→ EXERCISE DIRECTIONS:
Filter for the word "this" and keep each matching line.

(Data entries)
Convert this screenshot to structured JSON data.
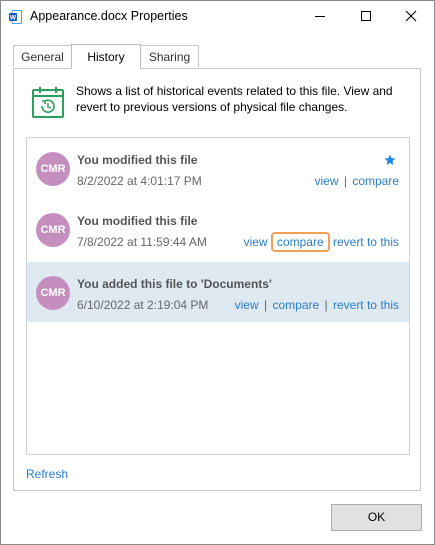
{
  "window": {
    "title": "Appearance.docx Properties",
    "app_icon": "word-document-icon"
  },
  "caption_buttons": [
    "minimize-icon",
    "maximize-icon",
    "close-icon"
  ],
  "tabs": [
    {
      "label": "General"
    },
    {
      "label": "History",
      "active": true
    },
    {
      "label": "Sharing"
    }
  ],
  "history": {
    "icon": "calendar-history-icon",
    "description": "Shows a list of historical events related to this file. View and revert to previous versions of physical file changes.",
    "entries": [
      {
        "avatar": "CMR",
        "title": "You modified this file",
        "date": "8/2/2022 at 4:01:17 PM",
        "starred": true,
        "actions": {
          "view": "view",
          "compare": "compare"
        },
        "separator": "|"
      },
      {
        "avatar": "CMR",
        "title": "You modified this file",
        "date": "7/8/2022 at 11:59:44 AM",
        "actions": {
          "view": "view",
          "compare": "compare",
          "revert": "revert to this"
        },
        "focused_action": "compare"
      },
      {
        "avatar": "CMR",
        "title": "You added this file to 'Documents'",
        "date": "6/10/2022 at 2:19:04 PM",
        "selected": true,
        "actions": {
          "view": "view",
          "compare": "compare",
          "revert": "revert to this"
        },
        "separator": "|"
      }
    ],
    "refresh_label": "Refresh"
  },
  "buttons": {
    "ok_label": "OK"
  },
  "colors": {
    "link": "#2b7cc8",
    "avatar": "#c48fbf",
    "selected_row": "#dfe9f2",
    "focus_ring": "#f2a057",
    "star": "#1e88e5",
    "icon_green": "#2e9e5b"
  }
}
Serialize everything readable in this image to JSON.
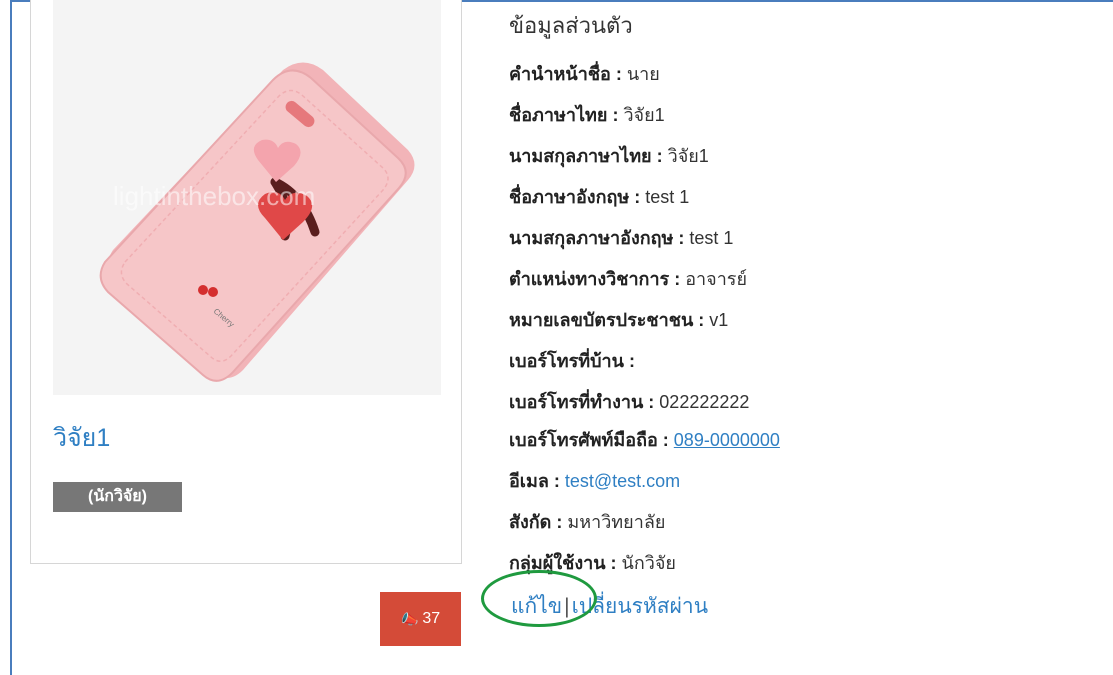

→ ANSWER IN FULL:
Convert this screenshot to structured JSON data.
    "description": "Shows a list of historical events related to this file. View and revert to previous versions of physical file changes.",
        "title": "You modified this file",
        "title": "You modified this file",
          "revert": "revert to this"
        "title": "You added this file to 'Documents'",
          "revert": "revert to this"
Serialize everything readable in this image to JSON.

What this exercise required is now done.